** Start of Record extracts **

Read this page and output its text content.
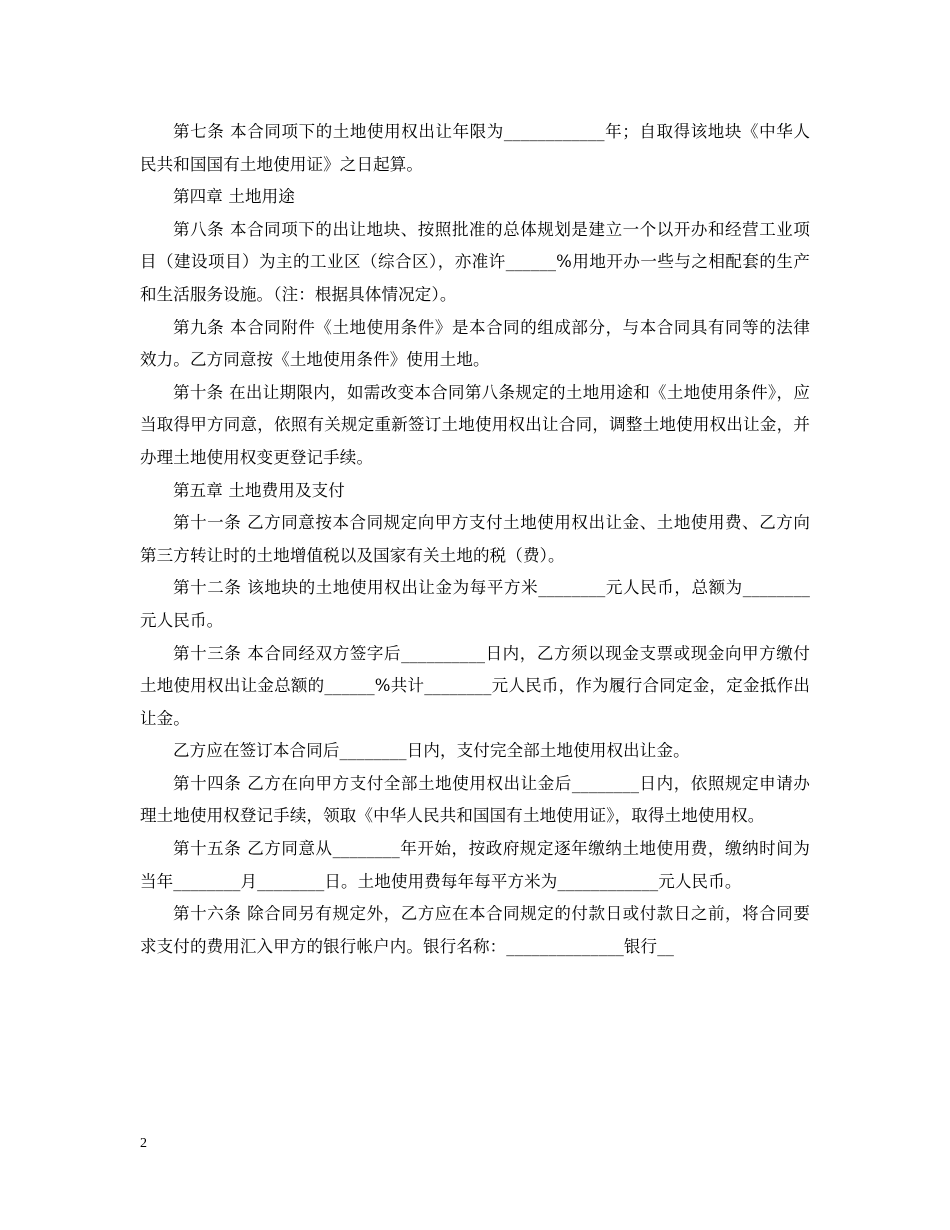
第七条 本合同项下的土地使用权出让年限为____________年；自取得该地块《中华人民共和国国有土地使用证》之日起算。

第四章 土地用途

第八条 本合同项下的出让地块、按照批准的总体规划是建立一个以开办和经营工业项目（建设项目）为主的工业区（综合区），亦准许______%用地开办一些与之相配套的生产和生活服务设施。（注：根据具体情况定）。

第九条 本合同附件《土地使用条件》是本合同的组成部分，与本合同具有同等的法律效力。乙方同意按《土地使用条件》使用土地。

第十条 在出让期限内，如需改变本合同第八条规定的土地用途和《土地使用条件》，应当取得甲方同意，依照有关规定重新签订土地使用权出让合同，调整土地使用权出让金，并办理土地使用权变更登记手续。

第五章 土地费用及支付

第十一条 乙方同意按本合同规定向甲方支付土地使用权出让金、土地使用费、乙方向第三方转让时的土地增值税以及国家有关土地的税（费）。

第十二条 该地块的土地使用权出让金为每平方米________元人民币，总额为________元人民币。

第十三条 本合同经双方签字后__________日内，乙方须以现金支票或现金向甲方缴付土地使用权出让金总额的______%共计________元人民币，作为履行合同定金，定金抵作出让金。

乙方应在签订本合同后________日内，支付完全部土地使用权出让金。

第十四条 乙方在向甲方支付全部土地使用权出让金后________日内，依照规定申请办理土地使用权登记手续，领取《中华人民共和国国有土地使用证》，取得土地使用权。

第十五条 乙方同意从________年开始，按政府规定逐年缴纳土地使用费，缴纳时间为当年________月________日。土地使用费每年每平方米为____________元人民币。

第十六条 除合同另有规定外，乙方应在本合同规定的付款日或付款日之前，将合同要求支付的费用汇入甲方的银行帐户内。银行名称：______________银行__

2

** End of Record extracts **
** Start of Record extracts **

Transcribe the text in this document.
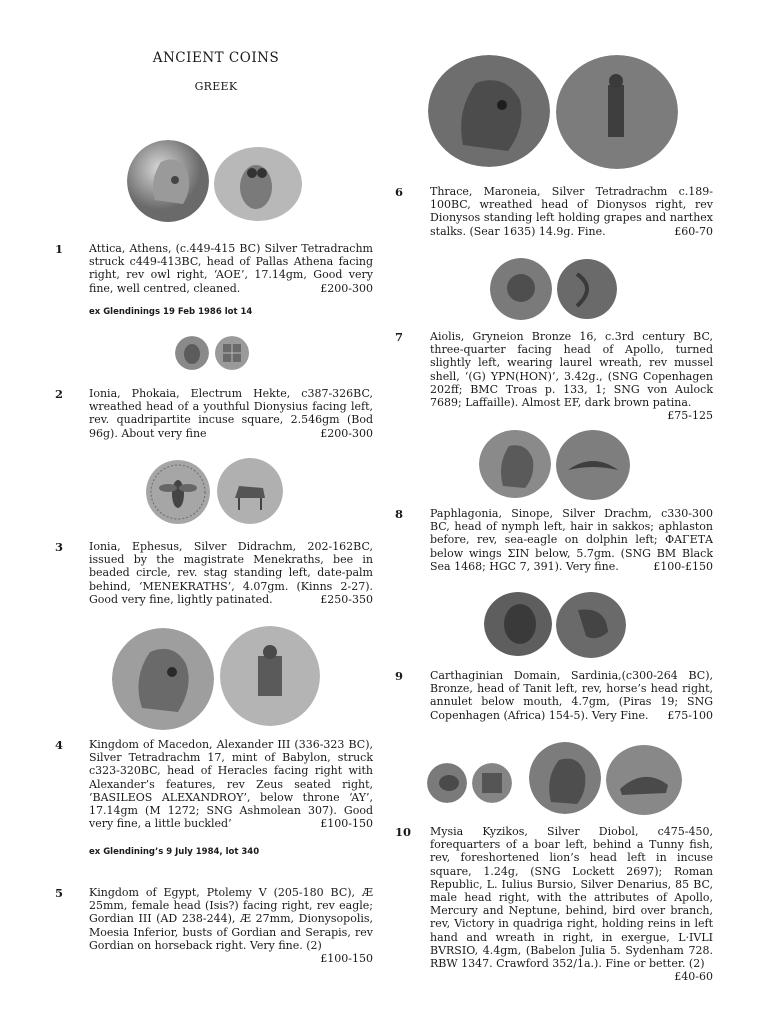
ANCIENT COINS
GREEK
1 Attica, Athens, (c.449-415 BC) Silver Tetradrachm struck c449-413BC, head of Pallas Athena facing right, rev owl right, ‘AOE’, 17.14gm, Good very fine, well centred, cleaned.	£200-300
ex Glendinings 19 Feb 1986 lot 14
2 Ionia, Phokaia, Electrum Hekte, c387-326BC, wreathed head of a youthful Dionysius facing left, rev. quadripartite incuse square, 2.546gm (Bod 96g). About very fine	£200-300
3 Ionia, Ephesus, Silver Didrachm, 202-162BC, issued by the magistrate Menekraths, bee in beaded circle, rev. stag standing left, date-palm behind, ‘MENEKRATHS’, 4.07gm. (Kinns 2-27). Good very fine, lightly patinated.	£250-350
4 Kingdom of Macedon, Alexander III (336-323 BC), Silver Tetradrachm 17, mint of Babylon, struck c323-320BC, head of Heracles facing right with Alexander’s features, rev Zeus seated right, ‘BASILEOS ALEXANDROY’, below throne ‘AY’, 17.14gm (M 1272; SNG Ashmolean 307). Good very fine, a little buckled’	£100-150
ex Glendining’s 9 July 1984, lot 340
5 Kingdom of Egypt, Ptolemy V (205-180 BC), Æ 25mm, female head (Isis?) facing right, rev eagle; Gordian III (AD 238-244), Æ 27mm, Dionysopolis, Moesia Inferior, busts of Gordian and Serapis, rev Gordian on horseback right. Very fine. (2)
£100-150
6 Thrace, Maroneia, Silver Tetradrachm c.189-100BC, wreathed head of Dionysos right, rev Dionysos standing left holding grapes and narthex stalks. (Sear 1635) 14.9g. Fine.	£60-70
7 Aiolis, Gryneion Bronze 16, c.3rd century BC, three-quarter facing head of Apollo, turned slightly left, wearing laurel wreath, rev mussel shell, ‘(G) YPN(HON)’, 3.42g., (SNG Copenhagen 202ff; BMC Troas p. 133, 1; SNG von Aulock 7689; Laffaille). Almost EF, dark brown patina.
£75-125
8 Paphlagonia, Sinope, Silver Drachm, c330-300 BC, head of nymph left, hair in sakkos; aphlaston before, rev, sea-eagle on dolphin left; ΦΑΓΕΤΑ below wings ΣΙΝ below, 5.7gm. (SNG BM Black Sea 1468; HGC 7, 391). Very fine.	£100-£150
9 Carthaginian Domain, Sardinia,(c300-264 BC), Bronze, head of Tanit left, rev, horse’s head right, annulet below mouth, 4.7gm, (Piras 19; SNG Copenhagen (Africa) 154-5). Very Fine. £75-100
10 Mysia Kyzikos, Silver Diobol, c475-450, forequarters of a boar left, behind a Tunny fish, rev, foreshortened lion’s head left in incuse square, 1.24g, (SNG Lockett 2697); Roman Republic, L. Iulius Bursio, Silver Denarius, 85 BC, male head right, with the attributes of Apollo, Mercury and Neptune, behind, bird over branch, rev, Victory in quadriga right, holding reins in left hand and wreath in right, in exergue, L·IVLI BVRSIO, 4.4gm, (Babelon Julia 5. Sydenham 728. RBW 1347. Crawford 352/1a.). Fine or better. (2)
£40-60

** End of Record extracts **

**Exercise details:**
From the data, pick out every line that includes "below".

**Output:**
4 Kingdom of Macedon, Alexander III (336-323 BC), Silver Tetradrachm 17, mint of Babylon, struck c323-320BC, head of Heracles facing right with Alexander’s features, rev Zeus seated right, ‘BASILEOS ALEXANDROY’, below throne ‘AY’, 17.14gm (M 1272; SNG Ashmolean 307). Good very fine, a little buckled’	£100-150
8 Paphlagonia, Sinope, Silver Drachm, c330-300 BC, head of nymph left, hair in sakkos; aphlaston before, rev, sea-eagle on dolphin left; ΦΑΓΕΤΑ below wings ΣΙΝ below, 5.7gm. (SNG BM Black Sea 1468; HGC 7, 391). Very fine.	£100-£150
9 Carthaginian Domain, Sardinia,(c300-264 BC), Bronze, head of Tanit left, rev, horse’s head right, annulet below mouth, 4.7gm, (Piras 19; SNG Copenhagen (Africa) 154-5). Very Fine. £75-100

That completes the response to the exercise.